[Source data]
•••

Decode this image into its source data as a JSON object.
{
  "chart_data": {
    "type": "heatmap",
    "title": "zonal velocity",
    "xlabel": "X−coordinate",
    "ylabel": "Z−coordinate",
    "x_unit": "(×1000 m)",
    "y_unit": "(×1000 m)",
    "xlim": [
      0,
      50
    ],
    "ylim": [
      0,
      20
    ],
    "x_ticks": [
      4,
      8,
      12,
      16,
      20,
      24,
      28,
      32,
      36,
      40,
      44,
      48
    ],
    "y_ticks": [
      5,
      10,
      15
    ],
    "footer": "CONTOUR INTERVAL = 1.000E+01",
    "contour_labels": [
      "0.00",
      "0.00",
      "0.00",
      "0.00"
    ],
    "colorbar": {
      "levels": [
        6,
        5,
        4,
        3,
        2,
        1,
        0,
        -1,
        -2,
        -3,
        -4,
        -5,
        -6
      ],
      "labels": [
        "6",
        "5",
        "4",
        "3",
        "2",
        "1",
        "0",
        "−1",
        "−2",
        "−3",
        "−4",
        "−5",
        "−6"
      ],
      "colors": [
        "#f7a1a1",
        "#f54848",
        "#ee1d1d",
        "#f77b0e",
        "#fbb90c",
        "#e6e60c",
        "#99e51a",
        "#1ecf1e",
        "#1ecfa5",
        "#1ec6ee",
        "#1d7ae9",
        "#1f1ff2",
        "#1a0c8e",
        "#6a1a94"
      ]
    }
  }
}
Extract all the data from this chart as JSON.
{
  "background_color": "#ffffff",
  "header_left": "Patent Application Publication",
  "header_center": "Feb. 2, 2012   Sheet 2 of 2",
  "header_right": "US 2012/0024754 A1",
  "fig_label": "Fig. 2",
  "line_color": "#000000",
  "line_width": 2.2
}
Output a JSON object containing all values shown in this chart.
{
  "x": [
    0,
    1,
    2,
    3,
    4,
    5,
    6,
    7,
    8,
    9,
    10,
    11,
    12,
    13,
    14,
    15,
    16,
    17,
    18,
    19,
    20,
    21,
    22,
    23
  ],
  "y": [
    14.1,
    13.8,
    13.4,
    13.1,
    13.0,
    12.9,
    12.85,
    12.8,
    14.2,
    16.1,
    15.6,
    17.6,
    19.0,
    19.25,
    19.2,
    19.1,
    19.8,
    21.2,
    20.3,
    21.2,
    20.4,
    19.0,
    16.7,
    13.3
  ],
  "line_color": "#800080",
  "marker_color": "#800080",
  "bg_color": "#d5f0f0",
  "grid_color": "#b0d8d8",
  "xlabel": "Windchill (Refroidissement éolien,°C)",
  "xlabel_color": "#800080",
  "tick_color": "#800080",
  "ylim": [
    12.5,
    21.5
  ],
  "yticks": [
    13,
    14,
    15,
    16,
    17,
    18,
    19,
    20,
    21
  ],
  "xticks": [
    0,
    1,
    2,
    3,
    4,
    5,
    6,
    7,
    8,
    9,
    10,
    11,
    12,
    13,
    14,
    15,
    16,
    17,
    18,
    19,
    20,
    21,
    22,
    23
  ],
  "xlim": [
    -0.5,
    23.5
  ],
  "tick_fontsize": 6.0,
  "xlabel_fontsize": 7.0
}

•••

### What you will do
Print the material verbatim, all of it.

### Task result
Decode this image into its source data as a JSON object.
{
  "chart_data": {
    "type": "heatmap",
    "title": "zonal velocity",
    "xlabel": "X−coordinate",
    "ylabel": "Z−coordinate",
    "x_unit": "(×1000 m)",
    "y_unit": "(×1000 m)",
    "xlim": [
      0,
      50
    ],
    "ylim": [
      0,
      20
    ],
    "x_ticks": [
      4,
      8,
      12,
      16,
      20,
      24,
      28,
      32,
      36,
      40,
      44,
      48
    ],
    "y_ticks": [
      5,
      10,
      15
    ],
    "footer": "CONTOUR INTERVAL = 1.000E+01",
    "contour_labels": [
      "0.00",
      "0.00",
      "0.00",
      "0.00"
    ],
    "colorbar": {
      "levels": [
        6,
        5,
        4,
        3,
        2,
        1,
        0,
        -1,
        -2,
        -3,
        -4,
        -5,
        -6
      ],
      "labels": [
        "6",
        "5",
        "4",
        "3",
        "2",
        "1",
        "0",
        "−1",
        "−2",
        "−3",
        "−4",
        "−5",
        "−6"
      ],
      "colors": [
        "#f7a1a1",
        "#f54848",
        "#ee1d1d",
        "#f77b0e",
        "#fbb90c",
        "#e6e60c",
        "#99e51a",
        "#1ecf1e",
        "#1ecfa5",
        "#1ec6ee",
        "#1d7ae9",
        "#1f1ff2",
        "#1a0c8e",
        "#6a1a94"
      ]
    }
  }
}
Extract all the data from this chart as JSON.
{
  "background_color": "#ffffff",
  "header_left": "Patent Application Publication",
  "header_center": "Feb. 2, 2012   Sheet 2 of 2",
  "header_right": "US 2012/0024754 A1",
  "fig_label": "Fig. 2",
  "line_color": "#000000",
  "line_width": 2.2
}
Output a JSON object containing all values shown in this chart.
{
  "x": [
    0,
    1,
    2,
    3,
    4,
    5,
    6,
    7,
    8,
    9,
    10,
    11,
    12,
    13,
    14,
    15,
    16,
    17,
    18,
    19,
    20,
    21,
    22,
    23
  ],
  "y": [
    14.1,
    13.8,
    13.4,
    13.1,
    13.0,
    12.9,
    12.85,
    12.8,
    14.2,
    16.1,
    15.6,
    17.6,
    19.0,
    19.25,
    19.2,
    19.1,
    19.8,
    21.2,
    20.3,
    21.2,
    20.4,
    19.0,
    16.7,
    13.3
  ],
  "line_color": "#800080",
  "marker_color": "#800080",
  "bg_color": "#d5f0f0",
  "grid_color": "#b0d8d8",
  "xlabel": "Windchill (Refroidissement éolien,°C)",
  "xlabel_color": "#800080",
  "tick_color": "#800080",
  "ylim": [
    12.5,
    21.5
  ],
  "yticks": [
    13,
    14,
    15,
    16,
    17,
    18,
    19,
    20,
    21
  ],
  "xticks": [
    0,
    1,
    2,
    3,
    4,
    5,
    6,
    7,
    8,
    9,
    10,
    11,
    12,
    13,
    14,
    15,
    16,
    17,
    18,
    19,
    20,
    21,
    22,
    23
  ],
  "xlim": [
    -0.5,
    23.5
  ],
  "tick_fontsize": 6.0,
  "xlabel_fontsize": 7.0
}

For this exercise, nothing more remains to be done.